PROBLEM TO SOLVE
Filter the records for lines holding the string "Absorbanced".

Records from a data collection
------------------------

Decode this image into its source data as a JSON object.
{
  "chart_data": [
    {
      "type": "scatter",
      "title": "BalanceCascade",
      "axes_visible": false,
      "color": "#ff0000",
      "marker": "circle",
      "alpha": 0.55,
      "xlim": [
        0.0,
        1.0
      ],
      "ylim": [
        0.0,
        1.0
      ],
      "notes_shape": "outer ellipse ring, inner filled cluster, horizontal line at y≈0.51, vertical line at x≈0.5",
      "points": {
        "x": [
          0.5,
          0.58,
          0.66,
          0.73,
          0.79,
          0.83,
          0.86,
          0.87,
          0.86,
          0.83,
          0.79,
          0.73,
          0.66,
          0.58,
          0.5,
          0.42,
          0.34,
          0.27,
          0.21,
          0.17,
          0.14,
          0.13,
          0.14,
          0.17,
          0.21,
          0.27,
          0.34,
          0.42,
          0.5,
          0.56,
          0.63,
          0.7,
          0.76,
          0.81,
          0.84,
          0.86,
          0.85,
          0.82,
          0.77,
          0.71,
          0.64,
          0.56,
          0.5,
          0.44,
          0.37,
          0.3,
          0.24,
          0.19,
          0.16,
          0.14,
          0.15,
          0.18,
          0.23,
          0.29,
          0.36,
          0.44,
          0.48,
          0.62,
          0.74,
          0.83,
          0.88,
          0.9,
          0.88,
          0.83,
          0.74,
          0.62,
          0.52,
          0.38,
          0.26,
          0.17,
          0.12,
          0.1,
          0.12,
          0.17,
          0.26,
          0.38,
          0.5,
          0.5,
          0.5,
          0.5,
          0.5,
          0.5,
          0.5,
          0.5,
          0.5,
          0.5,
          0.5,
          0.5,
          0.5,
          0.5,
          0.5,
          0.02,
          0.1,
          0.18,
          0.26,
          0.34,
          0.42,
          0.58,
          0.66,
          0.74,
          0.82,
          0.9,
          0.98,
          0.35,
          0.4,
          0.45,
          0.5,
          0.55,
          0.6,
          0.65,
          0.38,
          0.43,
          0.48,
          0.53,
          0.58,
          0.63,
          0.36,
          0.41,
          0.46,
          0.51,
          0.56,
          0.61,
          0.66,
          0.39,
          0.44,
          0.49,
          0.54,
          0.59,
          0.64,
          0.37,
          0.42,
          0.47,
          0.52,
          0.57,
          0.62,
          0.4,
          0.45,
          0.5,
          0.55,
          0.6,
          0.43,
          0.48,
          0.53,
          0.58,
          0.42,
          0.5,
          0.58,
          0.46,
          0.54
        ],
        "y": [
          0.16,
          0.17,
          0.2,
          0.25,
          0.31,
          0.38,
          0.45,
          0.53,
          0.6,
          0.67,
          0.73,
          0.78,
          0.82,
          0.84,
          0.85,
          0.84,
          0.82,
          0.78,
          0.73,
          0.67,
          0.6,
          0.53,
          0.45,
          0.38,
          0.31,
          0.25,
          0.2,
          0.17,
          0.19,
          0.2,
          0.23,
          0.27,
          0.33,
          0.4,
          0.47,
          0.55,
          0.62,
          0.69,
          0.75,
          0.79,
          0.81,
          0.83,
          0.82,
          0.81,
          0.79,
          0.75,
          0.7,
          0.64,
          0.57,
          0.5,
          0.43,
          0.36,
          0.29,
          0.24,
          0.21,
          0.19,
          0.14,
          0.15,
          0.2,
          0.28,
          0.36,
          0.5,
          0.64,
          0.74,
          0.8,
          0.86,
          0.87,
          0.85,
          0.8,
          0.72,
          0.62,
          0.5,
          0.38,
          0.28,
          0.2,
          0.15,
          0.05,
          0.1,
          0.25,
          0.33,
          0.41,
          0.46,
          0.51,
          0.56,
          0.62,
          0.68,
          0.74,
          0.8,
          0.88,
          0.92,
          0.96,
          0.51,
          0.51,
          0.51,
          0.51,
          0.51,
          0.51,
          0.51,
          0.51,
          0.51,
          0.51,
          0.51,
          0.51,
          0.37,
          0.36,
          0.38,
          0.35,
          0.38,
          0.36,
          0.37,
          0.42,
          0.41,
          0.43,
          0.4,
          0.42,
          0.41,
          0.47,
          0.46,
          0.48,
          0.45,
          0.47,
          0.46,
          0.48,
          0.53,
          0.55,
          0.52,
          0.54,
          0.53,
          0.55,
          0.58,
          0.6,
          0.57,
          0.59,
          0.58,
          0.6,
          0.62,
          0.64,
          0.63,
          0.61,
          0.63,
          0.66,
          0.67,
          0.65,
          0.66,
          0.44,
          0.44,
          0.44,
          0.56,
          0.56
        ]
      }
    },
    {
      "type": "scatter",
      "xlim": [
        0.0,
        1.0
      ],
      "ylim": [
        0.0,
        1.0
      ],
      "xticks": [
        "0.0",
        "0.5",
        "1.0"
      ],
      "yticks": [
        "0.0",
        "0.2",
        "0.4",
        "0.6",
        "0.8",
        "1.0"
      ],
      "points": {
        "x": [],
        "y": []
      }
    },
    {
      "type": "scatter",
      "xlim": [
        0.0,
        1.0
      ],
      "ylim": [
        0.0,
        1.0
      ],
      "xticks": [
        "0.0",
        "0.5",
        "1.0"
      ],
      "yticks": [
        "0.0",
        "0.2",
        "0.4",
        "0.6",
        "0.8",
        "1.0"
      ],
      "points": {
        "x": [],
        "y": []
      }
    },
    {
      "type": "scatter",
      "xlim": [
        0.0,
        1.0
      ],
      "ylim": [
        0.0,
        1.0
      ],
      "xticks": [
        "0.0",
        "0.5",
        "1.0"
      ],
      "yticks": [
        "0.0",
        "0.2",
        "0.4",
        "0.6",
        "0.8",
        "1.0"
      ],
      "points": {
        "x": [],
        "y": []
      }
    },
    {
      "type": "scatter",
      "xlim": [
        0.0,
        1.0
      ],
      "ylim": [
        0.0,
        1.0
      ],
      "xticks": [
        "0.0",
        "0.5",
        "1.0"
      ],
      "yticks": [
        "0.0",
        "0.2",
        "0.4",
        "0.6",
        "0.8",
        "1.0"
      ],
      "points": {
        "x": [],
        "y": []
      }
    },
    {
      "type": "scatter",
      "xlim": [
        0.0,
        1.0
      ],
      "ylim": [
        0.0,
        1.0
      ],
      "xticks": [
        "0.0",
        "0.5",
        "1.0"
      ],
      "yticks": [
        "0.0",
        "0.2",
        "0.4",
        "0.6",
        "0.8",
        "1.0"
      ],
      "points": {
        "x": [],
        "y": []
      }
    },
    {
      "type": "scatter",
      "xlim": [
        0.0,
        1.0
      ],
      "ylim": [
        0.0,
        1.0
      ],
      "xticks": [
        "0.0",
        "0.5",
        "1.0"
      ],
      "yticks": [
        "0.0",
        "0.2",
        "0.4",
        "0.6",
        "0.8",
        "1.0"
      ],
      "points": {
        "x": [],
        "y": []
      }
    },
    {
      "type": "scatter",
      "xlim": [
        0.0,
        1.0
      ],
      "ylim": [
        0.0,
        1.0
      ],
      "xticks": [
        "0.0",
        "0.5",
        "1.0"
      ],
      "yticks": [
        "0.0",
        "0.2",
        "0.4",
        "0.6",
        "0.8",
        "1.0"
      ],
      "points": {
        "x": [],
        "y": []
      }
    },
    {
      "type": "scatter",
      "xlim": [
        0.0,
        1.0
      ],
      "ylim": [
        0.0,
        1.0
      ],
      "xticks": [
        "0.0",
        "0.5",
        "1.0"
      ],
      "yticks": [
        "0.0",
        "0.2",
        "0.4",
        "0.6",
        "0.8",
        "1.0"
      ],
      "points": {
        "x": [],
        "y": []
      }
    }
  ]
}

------------------------

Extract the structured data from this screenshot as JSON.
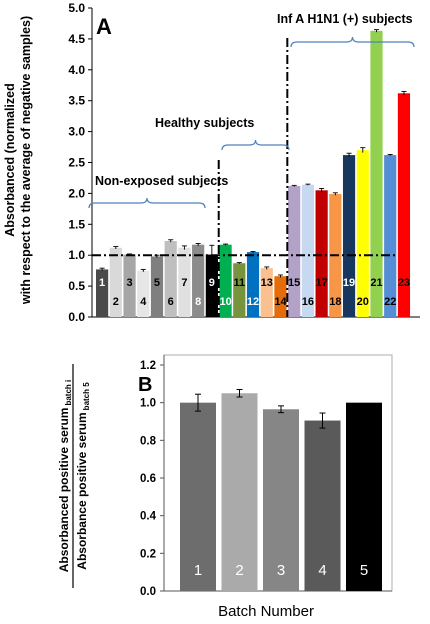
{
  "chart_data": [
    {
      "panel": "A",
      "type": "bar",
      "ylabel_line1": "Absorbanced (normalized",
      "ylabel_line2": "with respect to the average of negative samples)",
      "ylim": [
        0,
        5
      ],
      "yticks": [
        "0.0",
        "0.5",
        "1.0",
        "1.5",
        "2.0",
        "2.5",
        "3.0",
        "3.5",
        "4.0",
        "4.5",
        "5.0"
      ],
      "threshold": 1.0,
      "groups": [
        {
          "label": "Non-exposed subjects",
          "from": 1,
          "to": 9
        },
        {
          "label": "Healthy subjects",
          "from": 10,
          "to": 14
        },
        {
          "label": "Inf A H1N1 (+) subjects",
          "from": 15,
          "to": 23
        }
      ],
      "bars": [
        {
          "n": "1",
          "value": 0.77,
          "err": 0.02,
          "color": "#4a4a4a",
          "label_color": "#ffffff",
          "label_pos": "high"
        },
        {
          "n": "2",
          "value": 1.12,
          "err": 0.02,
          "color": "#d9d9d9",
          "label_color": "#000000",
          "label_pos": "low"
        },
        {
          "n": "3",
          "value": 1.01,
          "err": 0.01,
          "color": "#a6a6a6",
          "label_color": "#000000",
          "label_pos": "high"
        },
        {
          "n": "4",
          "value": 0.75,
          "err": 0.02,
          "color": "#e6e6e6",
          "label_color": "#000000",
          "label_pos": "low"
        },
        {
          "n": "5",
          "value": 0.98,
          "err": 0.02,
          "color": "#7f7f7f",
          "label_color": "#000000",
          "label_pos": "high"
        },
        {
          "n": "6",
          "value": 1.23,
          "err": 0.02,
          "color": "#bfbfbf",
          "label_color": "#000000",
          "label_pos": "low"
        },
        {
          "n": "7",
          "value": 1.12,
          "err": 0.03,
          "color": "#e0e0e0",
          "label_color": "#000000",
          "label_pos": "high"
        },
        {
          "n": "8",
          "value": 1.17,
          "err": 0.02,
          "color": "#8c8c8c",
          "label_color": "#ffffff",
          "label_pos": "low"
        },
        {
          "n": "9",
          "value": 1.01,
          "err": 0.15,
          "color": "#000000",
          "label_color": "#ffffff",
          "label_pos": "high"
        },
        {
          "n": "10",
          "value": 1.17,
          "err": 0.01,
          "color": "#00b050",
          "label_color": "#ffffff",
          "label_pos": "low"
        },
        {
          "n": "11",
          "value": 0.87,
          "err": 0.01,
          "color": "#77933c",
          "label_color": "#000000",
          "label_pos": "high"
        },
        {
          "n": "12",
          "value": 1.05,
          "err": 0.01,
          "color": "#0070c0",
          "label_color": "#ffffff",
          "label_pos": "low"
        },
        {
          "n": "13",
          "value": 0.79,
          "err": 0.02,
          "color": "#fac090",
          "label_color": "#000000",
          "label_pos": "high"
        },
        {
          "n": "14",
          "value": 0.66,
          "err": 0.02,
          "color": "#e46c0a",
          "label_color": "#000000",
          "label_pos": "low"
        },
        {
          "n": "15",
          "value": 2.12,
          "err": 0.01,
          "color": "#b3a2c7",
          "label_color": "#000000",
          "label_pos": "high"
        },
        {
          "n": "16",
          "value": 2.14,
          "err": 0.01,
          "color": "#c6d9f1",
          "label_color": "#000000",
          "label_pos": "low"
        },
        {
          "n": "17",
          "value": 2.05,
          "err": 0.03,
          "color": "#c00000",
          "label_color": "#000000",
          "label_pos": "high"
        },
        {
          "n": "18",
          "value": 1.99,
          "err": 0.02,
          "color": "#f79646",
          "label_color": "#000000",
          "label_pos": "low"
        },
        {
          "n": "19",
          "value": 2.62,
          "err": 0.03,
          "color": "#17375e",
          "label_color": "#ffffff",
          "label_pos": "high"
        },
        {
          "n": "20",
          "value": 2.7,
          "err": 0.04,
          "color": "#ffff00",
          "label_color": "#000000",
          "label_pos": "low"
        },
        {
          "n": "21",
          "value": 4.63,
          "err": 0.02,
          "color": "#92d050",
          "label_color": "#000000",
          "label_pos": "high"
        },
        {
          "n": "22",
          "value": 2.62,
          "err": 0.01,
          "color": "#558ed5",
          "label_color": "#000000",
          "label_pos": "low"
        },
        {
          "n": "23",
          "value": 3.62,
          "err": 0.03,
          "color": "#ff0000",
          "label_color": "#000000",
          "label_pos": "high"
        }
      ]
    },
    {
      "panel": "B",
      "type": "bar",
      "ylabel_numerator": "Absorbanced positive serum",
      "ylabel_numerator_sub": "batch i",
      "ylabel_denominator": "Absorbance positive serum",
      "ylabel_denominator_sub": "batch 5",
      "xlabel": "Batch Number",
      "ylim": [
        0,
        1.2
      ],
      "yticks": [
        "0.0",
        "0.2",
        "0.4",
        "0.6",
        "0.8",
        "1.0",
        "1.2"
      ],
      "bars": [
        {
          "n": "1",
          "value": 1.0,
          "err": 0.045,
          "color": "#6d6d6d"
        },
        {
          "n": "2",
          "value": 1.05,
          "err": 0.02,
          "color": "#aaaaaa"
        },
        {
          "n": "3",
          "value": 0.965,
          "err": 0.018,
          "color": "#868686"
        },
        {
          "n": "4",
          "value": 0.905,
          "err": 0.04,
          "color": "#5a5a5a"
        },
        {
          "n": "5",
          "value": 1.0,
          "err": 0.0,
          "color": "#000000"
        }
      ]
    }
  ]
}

------------------------

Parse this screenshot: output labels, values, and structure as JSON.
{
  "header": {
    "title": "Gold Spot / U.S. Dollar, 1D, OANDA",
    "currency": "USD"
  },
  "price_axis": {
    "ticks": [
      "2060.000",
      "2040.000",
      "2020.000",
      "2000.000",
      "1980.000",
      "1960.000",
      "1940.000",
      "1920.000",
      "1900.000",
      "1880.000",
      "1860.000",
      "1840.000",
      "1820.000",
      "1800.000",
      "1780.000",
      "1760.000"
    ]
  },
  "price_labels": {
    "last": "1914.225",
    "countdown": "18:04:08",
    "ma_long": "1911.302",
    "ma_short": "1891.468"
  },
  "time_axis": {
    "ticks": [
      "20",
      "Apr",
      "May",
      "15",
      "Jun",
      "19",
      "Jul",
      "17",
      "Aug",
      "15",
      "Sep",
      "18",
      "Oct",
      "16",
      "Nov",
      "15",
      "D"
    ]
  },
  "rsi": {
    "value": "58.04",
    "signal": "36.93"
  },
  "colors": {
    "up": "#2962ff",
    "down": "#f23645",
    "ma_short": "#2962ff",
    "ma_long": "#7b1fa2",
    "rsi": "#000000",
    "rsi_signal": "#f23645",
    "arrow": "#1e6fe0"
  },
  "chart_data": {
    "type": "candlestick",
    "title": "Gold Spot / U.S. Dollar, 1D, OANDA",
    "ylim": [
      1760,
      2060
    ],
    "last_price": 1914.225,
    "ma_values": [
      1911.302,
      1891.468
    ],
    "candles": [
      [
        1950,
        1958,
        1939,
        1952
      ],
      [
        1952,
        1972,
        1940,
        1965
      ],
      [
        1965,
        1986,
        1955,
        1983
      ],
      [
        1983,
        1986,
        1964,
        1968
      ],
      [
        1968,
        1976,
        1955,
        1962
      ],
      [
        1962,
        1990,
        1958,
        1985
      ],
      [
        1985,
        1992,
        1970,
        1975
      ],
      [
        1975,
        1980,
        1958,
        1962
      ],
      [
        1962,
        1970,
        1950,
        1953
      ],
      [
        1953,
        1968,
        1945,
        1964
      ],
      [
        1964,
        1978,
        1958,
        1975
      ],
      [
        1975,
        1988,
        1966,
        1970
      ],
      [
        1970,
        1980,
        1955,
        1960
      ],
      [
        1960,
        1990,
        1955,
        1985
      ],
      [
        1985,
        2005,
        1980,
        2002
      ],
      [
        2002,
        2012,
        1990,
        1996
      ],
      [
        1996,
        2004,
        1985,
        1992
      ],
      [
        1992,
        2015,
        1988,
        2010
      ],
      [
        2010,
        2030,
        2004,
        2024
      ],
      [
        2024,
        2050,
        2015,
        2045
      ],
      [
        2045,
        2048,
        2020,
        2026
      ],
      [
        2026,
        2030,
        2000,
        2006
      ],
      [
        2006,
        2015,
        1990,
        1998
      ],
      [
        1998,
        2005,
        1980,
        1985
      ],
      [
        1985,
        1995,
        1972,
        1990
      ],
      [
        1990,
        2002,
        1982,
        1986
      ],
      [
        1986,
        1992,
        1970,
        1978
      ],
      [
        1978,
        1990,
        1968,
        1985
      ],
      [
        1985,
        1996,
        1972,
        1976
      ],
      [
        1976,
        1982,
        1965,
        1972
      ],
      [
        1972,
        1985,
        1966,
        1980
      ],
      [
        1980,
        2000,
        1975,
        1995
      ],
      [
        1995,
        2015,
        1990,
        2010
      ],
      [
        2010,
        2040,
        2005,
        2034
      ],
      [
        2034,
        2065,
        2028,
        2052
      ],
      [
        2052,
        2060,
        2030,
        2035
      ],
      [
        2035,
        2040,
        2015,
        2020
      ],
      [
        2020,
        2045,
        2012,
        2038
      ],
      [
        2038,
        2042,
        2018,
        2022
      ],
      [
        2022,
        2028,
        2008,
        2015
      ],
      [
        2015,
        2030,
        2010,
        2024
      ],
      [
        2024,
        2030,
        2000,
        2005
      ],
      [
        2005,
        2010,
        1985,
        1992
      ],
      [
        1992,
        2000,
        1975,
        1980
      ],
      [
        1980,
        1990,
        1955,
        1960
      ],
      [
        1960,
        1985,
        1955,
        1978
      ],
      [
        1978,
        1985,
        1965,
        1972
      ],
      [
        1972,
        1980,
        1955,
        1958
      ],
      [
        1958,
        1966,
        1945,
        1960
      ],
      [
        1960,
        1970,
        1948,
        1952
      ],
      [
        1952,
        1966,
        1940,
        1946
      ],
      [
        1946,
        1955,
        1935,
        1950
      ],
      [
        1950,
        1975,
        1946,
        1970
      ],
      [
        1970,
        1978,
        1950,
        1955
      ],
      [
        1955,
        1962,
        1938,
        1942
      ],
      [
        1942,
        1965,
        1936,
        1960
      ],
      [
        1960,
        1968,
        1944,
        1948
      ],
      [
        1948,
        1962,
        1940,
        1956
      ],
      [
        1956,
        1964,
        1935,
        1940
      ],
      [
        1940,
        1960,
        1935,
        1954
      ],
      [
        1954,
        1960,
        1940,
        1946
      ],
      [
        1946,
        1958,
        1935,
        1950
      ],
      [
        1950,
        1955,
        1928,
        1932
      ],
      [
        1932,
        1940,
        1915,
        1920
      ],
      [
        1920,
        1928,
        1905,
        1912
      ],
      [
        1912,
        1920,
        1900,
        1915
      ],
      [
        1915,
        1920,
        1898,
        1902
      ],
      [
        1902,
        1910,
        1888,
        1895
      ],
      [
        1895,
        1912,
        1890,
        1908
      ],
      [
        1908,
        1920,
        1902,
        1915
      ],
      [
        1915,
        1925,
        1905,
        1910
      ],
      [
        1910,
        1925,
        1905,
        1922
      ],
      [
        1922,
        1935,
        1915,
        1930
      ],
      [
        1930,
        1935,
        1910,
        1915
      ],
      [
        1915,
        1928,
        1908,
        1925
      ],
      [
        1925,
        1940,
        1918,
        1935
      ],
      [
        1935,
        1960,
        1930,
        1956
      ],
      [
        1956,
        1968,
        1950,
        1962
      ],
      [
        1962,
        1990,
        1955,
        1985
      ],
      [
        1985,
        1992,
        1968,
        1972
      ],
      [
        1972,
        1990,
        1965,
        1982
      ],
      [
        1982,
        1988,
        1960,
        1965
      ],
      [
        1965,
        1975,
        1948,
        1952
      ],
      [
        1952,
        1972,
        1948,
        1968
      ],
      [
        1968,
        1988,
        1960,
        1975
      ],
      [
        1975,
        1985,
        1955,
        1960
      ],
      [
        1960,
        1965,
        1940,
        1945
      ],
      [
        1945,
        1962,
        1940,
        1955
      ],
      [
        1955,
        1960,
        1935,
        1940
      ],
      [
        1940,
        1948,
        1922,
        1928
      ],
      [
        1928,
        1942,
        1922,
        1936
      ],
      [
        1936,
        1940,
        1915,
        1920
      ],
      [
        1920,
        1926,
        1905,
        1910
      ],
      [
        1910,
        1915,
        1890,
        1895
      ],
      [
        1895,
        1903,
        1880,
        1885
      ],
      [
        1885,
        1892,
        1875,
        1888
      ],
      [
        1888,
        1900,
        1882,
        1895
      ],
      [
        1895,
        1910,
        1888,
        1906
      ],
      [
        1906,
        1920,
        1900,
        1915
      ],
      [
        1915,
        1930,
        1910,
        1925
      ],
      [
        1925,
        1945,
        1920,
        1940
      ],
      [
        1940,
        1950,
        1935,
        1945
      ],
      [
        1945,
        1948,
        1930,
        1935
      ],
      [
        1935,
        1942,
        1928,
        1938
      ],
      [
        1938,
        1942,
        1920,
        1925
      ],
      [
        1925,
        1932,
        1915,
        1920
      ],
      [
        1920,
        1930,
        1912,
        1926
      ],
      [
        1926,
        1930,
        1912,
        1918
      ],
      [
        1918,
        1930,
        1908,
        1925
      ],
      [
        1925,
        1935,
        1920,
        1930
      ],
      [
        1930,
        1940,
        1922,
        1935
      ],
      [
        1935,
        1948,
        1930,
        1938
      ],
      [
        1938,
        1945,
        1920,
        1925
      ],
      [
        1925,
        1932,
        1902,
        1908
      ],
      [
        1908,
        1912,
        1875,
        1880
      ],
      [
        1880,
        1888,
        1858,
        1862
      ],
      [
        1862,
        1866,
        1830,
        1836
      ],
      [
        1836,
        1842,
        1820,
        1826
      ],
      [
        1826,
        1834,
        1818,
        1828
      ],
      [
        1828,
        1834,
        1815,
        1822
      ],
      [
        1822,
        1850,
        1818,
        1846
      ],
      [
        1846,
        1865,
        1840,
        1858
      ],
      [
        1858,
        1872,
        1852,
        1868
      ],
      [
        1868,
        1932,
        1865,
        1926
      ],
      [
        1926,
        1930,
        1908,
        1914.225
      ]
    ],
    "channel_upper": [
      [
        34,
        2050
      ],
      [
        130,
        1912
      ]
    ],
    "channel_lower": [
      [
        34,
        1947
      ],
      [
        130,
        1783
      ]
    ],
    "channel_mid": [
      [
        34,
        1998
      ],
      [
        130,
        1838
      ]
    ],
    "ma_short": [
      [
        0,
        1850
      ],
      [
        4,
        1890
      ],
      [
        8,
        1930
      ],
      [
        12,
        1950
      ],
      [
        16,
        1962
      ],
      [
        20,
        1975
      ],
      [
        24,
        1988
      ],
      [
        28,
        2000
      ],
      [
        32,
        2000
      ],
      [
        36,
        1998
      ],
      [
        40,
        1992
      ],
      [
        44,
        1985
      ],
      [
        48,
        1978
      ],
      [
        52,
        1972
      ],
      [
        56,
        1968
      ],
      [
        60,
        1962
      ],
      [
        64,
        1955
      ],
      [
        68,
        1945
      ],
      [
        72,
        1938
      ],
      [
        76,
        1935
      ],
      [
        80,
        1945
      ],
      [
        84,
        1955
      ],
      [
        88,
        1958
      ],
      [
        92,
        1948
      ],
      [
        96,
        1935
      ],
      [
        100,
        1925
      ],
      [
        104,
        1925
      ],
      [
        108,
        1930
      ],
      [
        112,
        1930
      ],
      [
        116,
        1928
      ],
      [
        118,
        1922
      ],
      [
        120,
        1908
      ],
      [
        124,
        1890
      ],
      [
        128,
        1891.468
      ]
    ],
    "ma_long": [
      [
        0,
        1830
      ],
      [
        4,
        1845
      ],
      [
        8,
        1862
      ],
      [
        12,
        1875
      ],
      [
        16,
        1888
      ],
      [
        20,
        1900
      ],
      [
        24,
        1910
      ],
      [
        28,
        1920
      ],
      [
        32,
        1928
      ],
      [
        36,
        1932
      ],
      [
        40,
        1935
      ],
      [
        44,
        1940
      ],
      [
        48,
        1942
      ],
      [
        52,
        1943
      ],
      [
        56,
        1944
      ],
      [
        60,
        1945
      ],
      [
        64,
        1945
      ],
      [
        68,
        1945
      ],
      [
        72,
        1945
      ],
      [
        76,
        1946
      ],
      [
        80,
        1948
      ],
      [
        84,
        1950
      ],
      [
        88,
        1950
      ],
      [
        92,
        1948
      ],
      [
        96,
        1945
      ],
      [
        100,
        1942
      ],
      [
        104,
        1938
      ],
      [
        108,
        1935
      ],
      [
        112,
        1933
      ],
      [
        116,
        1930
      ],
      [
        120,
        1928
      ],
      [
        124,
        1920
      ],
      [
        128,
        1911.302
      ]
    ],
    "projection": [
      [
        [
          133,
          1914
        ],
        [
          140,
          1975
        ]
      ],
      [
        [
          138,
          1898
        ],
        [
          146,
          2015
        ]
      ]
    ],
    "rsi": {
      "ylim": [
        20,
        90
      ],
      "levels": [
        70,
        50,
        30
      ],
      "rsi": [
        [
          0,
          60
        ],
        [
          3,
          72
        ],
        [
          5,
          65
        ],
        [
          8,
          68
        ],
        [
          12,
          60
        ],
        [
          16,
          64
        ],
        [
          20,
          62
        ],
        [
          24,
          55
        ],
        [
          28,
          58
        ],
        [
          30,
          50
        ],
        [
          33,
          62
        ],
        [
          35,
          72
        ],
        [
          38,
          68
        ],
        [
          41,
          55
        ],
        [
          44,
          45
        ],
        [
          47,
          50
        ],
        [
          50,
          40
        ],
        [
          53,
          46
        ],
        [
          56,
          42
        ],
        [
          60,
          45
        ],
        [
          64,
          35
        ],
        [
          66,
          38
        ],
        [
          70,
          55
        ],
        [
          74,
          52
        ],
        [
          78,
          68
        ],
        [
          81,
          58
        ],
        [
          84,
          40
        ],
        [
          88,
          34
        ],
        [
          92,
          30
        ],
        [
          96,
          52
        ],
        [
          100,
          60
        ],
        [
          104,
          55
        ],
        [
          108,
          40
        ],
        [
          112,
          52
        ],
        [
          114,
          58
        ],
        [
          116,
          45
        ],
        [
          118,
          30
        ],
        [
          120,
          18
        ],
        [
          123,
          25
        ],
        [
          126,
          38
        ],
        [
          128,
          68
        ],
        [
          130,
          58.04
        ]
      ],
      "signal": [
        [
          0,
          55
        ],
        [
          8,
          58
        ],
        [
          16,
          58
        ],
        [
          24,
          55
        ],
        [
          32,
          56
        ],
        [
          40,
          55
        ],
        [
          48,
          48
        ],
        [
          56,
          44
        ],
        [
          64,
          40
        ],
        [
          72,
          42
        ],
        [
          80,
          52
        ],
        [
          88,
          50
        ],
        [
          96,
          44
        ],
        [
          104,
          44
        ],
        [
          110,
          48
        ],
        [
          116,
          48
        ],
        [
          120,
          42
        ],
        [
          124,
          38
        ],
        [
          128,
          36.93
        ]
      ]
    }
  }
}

------------------------

SOLVED PROBLEM
      "ylabel_line1": "Absorbanced (normalized",
      "ylabel_numerator": "Absorbanced positive serum",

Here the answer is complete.